# Objective
Copy every line of the listing exactly.

────

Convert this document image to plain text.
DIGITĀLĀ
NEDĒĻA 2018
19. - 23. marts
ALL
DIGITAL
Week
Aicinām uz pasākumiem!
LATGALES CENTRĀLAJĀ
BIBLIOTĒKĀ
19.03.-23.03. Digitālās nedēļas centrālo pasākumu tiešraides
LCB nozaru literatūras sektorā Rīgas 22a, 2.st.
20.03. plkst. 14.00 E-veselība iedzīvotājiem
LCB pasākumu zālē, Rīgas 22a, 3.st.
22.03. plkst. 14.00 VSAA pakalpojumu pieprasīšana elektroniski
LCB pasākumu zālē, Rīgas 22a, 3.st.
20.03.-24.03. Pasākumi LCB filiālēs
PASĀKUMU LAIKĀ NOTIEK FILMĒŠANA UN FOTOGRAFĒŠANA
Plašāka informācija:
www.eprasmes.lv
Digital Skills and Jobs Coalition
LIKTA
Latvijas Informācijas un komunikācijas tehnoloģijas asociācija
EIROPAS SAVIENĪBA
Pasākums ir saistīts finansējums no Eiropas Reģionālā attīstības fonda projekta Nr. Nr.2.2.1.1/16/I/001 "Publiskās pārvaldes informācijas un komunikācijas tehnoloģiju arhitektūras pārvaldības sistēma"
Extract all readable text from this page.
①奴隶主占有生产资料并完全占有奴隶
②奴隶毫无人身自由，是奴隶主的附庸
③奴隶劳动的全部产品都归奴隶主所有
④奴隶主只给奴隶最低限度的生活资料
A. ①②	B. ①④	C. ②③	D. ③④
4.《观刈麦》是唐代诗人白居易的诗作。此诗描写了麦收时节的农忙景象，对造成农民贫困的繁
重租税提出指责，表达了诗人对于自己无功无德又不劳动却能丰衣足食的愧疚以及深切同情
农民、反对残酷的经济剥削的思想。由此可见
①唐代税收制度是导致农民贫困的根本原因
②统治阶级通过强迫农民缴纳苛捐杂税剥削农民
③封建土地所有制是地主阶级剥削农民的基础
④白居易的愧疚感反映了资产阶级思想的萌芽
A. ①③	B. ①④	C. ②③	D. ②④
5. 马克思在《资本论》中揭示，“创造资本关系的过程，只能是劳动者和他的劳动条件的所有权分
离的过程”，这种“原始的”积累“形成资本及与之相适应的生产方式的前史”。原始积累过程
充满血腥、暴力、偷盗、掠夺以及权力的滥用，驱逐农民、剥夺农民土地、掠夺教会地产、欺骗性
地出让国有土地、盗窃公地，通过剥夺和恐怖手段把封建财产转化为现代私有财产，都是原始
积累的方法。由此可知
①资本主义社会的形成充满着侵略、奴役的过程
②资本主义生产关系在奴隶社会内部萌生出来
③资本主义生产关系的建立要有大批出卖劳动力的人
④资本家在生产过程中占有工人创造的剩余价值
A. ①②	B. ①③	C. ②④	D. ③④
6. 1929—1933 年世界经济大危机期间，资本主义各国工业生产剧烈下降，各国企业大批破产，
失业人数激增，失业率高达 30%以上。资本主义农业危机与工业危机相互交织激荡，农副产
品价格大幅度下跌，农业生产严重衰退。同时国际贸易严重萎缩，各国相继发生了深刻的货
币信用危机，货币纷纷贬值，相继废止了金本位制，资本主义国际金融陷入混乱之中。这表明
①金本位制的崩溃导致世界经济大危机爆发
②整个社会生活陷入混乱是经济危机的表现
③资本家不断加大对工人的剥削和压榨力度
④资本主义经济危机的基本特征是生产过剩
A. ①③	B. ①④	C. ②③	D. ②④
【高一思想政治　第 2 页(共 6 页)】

────

# Task output
Convert this document image to plain text.
DIGITĀLĀ
NEDĒĻA 2018
19. - 23. marts
ALL
DIGITAL
Week
Aicinām uz pasākumiem!
LATGALES CENTRĀLAJĀ
BIBLIOTĒKĀ
19.03.-23.03. Digitālās nedēļas centrālo pasākumu tiešraides
LCB nozaru literatūras sektorā Rīgas 22a, 2.st.
20.03. plkst. 14.00 E-veselība iedzīvotājiem
LCB pasākumu zālē, Rīgas 22a, 3.st.
22.03. plkst. 14.00 VSAA pakalpojumu pieprasīšana elektroniski
LCB pasākumu zālē, Rīgas 22a, 3.st.
20.03.-24.03. Pasākumi LCB filiālēs
PASĀKUMU LAIKĀ NOTIEK FILMĒŠANA UN FOTOGRAFĒŠANA
Plašāka informācija:
www.eprasmes.lv
Digital Skills and Jobs Coalition
LIKTA
Latvijas Informācijas un komunikācijas tehnoloģijas asociācija
EIROPAS SAVIENĪBA
Pasākums ir saistīts finansējums no Eiropas Reģionālā attīstības fonda projekta Nr. Nr.2.2.1.1/16/I/001 "Publiskās pārvaldes informācijas un komunikācijas tehnoloģiju arhitektūras pārvaldības sistēma"
Extract all readable text from this page.
①奴隶主占有生产资料并完全占有奴隶
②奴隶毫无人身自由，是奴隶主的附庸
③奴隶劳动的全部产品都归奴隶主所有
④奴隶主只给奴隶最低限度的生活资料
A. ①②	B. ①④	C. ②③	D. ③④
4.《观刈麦》是唐代诗人白居易的诗作。此诗描写了麦收时节的农忙景象，对造成农民贫困的繁
重租税提出指责，表达了诗人对于自己无功无德又不劳动却能丰衣足食的愧疚以及深切同情
农民、反对残酷的经济剥削的思想。由此可见
①唐代税收制度是导致农民贫困的根本原因
②统治阶级通过强迫农民缴纳苛捐杂税剥削农民
③封建土地所有制是地主阶级剥削农民的基础
④白居易的愧疚感反映了资产阶级思想的萌芽
A. ①③	B. ①④	C. ②③	D. ②④
5. 马克思在《资本论》中揭示，“创造资本关系的过程，只能是劳动者和他的劳动条件的所有权分
离的过程”，这种“原始的”积累“形成资本及与之相适应的生产方式的前史”。原始积累过程
充满血腥、暴力、偷盗、掠夺以及权力的滥用，驱逐农民、剥夺农民土地、掠夺教会地产、欺骗性
地出让国有土地、盗窃公地，通过剥夺和恐怖手段把封建财产转化为现代私有财产，都是原始
积累的方法。由此可知
①资本主义社会的形成充满着侵略、奴役的过程
②资本主义生产关系在奴隶社会内部萌生出来
③资本主义生产关系的建立要有大批出卖劳动力的人
④资本家在生产过程中占有工人创造的剩余价值
A. ①②	B. ①③	C. ②④	D. ③④
6. 1929—1933 年世界经济大危机期间，资本主义各国工业生产剧烈下降，各国企业大批破产，
失业人数激增，失业率高达 30%以上。资本主义农业危机与工业危机相互交织激荡，农副产
品价格大幅度下跌，农业生产严重衰退。同时国际贸易严重萎缩，各国相继发生了深刻的货
币信用危机，货币纷纷贬值，相继废止了金本位制，资本主义国际金融陷入混乱之中。这表明
①金本位制的崩溃导致世界经济大危机爆发
②整个社会生活陷入混乱是经济危机的表现
③资本家不断加大对工人的剥削和压榨力度
④资本主义经济危机的基本特征是生产过剩
A. ①③	B. ①④	C. ②③	D. ②④
【高一思想政治　第 2 页(共 6 页)】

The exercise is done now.